→ PASSAGE GIVEN:
# Great Deal!



## TeguNovice (Jul 18, 2011)

You guys won't believe it. I found a nice 8'x3' enclosure on craigslist for $150! I'm getting it next week just in case I win the tegu giveaway contest. I am beyond happy right now!


----------



## Rhetoric (Jul 19, 2011)

I <3 craigslist.
Congrats on the sweet find!


----------



## adam1120 (Jul 19, 2011)

haww why cant people in south texas but good stuff like this on craigslist lol


----------



## Neeko (Jul 19, 2011)

some guy posted getting a 140 or something for $20 i was SHOCKED, if I only had that luck. I got a 125 for $100 and the condition is eh. Glass is pretty hazy.


----------



## Vermundor (Jul 19, 2011)

Nice! I saw this person selling a huge cage for $150 that I might look into. Craigslist is probably the best website for cages and tanks.

→ COLLECTED DATA:

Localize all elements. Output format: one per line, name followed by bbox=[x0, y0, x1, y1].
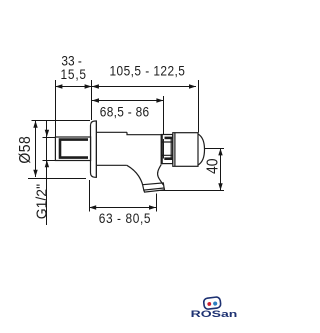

→ PROMPT 1: Name every user who posted in the forum thread about the Craigslist enclosure, in the order their posts appear.
→ PROMPT 2: Reproduce verbatim the part of the forum thread about the Craigslist enclosure that runs from "You guys won't" up to and including "I <3 craigslist.".

→ EXERCISE OUTPUT 1: TeguNovice, Rhetoric, adam1120, Neeko, Vermundor

→ EXERCISE OUTPUT 2:
You guys won't believe it. I found a nice 8'x3' enclosure on craigslist for $150! I'm getting it next week just in case I win the tegu giveaway contest. I am beyond happy right now!


----------



## Rhetoric (Jul 19, 2011)

I <3 craigslist.